## begin

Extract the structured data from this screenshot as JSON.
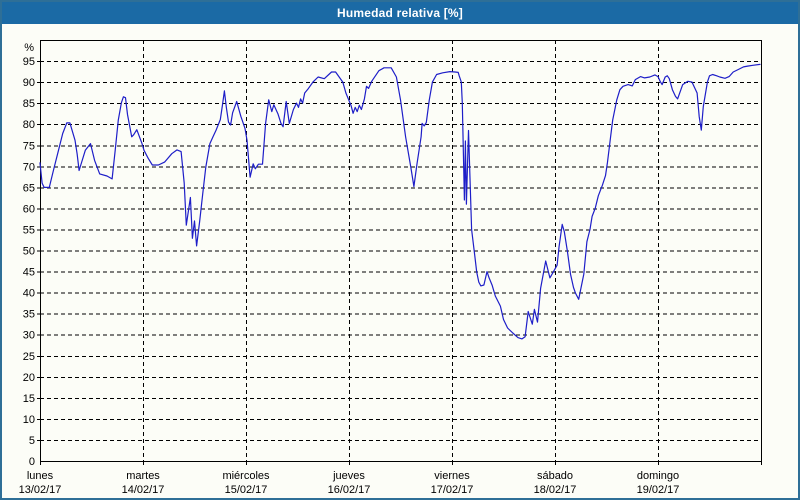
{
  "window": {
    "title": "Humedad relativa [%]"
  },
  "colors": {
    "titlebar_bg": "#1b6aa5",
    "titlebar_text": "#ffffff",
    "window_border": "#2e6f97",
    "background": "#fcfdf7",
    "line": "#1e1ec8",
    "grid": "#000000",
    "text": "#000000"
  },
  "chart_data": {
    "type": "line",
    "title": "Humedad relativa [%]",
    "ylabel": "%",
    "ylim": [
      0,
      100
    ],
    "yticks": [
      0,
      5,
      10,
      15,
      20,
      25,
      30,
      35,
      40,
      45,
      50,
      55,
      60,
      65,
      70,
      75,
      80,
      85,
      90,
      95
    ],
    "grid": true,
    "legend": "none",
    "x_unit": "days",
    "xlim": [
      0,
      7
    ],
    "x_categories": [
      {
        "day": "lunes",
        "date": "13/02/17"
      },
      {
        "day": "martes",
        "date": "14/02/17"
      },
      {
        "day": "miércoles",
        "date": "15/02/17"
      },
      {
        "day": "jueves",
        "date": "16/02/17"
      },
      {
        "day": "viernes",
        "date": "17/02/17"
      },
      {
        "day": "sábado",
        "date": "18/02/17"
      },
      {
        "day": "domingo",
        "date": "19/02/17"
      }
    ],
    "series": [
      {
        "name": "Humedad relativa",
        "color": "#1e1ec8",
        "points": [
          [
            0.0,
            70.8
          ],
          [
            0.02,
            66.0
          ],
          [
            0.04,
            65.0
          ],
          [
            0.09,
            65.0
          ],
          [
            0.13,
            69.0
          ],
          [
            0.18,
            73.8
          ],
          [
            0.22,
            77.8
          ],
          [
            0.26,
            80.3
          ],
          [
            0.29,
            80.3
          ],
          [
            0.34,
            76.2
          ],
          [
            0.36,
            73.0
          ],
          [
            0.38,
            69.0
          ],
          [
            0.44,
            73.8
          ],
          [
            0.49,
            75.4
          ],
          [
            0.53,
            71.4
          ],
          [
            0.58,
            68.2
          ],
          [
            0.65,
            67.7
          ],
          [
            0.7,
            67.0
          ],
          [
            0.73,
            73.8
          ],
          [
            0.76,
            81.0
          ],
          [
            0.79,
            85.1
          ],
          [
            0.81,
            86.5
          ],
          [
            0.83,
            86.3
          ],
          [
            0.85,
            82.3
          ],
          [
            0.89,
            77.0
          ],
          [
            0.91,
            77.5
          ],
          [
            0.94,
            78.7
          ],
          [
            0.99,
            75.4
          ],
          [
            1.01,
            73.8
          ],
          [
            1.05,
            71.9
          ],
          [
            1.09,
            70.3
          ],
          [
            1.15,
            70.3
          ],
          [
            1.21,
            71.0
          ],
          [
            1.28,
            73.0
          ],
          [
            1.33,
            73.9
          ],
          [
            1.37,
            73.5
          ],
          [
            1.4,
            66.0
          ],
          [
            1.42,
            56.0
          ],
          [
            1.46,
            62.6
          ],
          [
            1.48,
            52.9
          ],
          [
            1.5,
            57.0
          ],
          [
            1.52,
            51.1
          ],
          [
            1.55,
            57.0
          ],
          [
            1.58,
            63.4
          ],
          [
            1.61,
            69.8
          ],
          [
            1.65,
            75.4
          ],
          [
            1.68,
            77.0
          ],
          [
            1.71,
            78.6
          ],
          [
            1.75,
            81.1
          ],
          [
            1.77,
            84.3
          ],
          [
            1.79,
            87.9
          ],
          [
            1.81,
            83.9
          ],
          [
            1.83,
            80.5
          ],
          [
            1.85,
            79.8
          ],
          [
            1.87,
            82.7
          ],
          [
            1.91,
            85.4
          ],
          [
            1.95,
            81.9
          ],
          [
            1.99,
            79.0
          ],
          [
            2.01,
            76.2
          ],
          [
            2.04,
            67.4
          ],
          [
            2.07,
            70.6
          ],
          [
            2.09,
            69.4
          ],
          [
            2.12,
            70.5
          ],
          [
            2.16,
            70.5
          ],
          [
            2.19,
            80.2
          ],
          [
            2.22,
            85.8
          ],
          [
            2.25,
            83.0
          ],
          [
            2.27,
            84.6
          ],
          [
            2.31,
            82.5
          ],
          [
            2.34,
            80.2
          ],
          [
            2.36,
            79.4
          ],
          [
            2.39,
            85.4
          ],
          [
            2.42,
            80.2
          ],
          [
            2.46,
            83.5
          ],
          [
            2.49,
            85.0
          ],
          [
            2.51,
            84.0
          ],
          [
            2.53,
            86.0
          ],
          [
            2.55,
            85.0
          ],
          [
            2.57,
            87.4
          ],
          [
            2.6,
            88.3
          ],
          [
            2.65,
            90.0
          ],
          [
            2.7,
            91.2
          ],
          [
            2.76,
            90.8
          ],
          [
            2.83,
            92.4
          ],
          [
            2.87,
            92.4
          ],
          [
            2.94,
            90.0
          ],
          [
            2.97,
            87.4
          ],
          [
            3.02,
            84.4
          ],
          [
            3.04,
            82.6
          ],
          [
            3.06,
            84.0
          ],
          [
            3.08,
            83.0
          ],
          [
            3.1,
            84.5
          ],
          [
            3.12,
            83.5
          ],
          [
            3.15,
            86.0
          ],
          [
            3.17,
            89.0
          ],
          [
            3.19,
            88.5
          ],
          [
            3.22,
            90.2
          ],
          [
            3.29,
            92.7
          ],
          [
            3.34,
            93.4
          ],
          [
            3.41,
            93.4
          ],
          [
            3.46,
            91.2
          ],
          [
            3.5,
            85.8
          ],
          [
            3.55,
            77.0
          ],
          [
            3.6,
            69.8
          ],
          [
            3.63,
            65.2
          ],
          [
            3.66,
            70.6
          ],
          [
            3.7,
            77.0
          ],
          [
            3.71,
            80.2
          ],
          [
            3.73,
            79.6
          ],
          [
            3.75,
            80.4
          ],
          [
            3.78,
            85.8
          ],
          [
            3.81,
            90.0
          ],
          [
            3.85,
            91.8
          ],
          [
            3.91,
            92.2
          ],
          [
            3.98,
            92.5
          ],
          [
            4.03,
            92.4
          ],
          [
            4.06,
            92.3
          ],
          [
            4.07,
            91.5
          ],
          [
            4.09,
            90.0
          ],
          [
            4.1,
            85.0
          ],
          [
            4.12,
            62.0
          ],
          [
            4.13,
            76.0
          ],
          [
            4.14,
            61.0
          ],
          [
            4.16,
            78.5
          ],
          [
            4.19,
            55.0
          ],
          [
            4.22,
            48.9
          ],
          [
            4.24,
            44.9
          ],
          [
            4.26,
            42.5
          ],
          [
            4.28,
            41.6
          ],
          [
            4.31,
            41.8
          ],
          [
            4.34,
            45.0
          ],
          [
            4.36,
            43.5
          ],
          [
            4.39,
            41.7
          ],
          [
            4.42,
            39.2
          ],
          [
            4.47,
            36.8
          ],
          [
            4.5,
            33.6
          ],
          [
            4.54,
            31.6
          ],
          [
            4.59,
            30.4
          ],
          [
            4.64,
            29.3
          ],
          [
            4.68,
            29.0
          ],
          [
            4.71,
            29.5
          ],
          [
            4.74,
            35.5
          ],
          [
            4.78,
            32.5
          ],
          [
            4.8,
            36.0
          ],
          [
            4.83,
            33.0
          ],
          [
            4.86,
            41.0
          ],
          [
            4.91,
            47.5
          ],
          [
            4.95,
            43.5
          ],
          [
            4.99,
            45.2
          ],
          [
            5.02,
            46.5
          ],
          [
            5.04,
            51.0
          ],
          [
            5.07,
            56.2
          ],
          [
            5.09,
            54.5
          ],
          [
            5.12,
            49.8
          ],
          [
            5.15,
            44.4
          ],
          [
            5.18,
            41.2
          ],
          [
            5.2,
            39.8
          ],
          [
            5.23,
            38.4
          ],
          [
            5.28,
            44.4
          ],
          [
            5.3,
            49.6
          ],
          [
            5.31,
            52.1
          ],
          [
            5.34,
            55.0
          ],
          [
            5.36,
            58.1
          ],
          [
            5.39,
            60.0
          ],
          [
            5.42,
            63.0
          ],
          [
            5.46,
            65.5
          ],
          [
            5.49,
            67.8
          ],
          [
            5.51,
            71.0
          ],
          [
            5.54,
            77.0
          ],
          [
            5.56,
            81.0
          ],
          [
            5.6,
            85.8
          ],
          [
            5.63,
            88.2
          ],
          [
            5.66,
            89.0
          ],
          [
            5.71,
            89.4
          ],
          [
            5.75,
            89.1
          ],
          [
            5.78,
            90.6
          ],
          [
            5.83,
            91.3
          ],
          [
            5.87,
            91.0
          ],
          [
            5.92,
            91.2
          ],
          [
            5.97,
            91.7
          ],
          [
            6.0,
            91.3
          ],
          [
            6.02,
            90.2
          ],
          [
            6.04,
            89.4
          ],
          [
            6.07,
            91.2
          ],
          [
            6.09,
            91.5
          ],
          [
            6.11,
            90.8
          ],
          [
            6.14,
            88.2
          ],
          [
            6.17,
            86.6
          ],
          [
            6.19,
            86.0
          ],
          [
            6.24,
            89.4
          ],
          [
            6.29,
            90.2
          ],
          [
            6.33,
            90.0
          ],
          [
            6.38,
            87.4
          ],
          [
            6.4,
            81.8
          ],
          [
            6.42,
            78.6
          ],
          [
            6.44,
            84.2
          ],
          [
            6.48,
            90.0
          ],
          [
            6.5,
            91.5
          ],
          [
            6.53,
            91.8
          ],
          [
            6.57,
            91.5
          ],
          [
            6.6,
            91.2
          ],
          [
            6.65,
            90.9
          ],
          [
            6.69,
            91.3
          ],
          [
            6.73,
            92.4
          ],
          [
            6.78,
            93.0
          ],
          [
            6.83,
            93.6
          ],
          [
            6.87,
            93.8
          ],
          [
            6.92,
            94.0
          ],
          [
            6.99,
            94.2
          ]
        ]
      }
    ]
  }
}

## end
## begin

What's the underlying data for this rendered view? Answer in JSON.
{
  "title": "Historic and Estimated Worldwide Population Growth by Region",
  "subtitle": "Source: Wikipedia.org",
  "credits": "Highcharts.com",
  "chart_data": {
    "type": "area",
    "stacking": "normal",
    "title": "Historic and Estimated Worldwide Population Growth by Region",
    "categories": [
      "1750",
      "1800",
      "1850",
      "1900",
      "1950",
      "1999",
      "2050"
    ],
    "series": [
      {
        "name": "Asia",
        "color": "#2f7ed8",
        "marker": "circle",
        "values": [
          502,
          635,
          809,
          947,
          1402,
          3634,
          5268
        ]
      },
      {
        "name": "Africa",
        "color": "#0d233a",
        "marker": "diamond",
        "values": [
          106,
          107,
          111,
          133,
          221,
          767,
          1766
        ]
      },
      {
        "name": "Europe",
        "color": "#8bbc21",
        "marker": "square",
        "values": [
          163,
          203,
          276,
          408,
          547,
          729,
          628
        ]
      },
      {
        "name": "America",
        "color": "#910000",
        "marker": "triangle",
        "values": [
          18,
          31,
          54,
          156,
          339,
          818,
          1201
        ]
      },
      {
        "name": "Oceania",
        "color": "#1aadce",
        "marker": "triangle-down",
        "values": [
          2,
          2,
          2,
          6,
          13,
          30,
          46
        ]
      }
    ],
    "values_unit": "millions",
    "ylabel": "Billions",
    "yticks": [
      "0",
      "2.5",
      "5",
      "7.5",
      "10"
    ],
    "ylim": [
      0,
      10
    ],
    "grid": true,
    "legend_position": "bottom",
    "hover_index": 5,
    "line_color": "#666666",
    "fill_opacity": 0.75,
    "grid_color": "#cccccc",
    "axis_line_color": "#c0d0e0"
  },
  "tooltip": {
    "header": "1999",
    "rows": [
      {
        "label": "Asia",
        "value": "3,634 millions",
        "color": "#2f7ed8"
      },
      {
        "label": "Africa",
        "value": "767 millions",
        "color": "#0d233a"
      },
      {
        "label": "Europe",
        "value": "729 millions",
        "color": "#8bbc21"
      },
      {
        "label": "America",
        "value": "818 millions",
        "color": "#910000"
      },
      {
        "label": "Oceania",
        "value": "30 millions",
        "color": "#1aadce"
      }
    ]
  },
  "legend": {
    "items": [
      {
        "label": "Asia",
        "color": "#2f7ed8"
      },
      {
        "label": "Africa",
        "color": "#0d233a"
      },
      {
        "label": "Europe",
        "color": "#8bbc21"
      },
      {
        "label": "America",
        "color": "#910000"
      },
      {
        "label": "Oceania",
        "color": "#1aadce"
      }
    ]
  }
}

## end
## begin

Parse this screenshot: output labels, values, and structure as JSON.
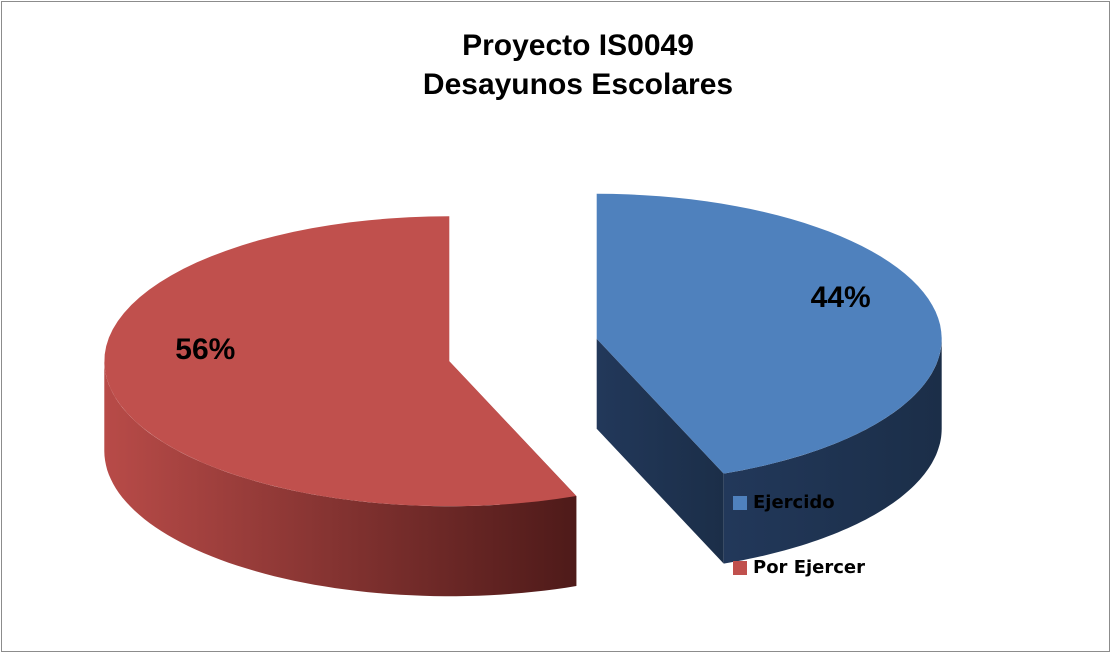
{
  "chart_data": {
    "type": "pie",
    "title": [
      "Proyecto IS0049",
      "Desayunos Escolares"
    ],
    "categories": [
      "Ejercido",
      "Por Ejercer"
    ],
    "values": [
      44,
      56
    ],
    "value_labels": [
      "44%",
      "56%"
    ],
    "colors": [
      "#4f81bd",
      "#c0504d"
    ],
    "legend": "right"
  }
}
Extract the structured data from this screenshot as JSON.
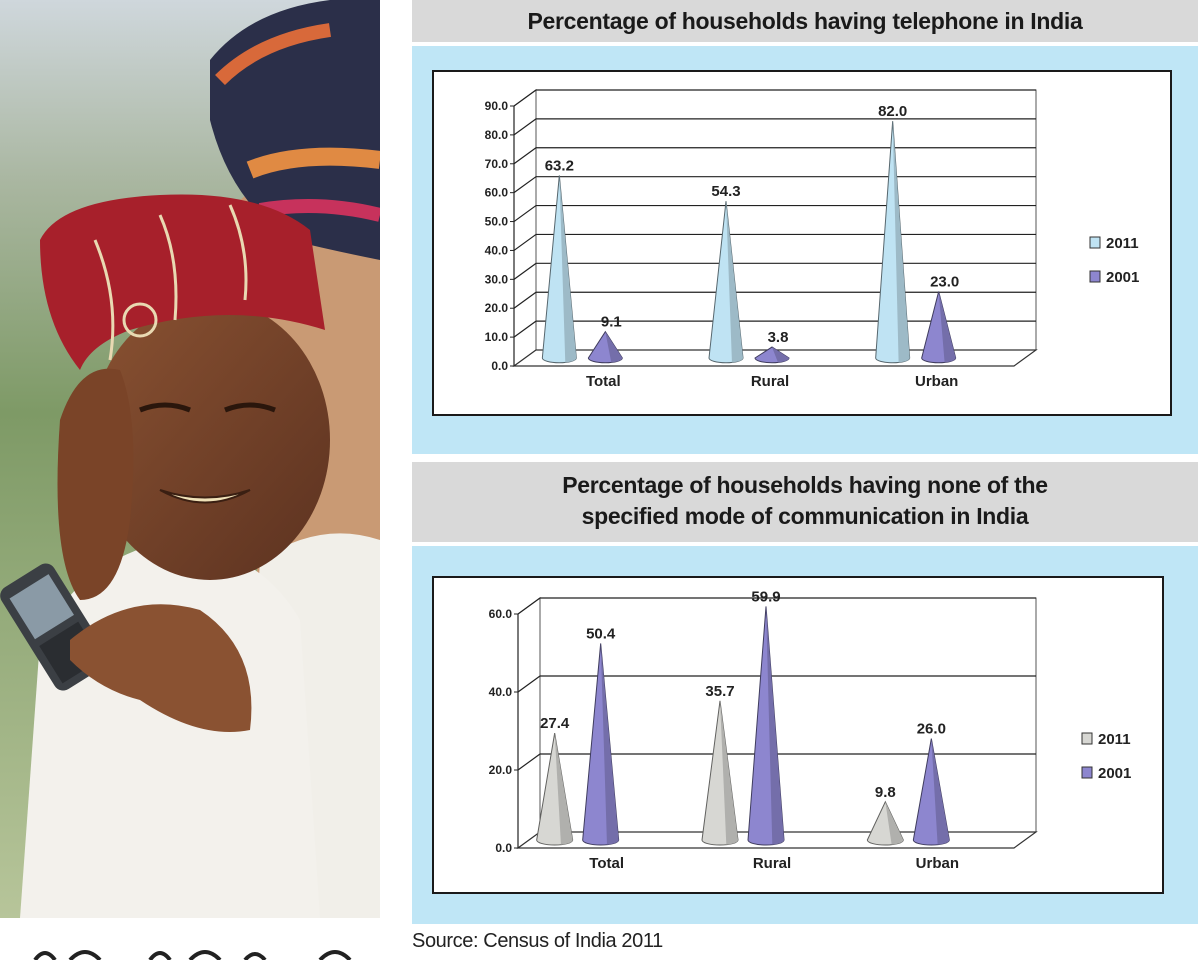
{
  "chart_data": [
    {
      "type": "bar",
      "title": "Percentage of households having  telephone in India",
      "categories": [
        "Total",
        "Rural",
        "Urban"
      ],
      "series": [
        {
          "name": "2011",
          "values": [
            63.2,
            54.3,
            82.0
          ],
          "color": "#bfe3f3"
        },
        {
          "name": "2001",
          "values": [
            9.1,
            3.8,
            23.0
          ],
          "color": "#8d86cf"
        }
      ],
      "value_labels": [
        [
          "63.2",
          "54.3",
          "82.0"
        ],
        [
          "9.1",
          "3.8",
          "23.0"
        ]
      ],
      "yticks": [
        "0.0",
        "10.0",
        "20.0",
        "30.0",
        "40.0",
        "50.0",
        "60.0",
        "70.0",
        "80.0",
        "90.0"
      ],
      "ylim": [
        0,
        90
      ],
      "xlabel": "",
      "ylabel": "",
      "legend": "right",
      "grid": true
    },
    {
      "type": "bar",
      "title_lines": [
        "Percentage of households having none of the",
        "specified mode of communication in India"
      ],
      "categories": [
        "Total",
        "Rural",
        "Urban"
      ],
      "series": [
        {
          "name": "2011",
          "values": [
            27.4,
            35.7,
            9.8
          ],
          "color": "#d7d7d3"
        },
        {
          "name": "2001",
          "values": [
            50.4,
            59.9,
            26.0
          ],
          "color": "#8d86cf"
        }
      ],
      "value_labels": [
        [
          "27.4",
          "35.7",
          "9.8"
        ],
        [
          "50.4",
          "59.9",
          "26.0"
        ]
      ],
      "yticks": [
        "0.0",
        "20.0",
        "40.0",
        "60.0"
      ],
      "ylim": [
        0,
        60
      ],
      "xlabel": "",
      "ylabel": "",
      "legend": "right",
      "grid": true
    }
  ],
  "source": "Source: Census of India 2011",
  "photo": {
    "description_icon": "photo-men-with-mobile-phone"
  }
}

## end

• **Direction**
Collect the complete line wherever the string "Percentage" appears in the records.

• **Task response**
      "title": "Percentage of households having  telephone in India",
        "Percentage of households having none of the",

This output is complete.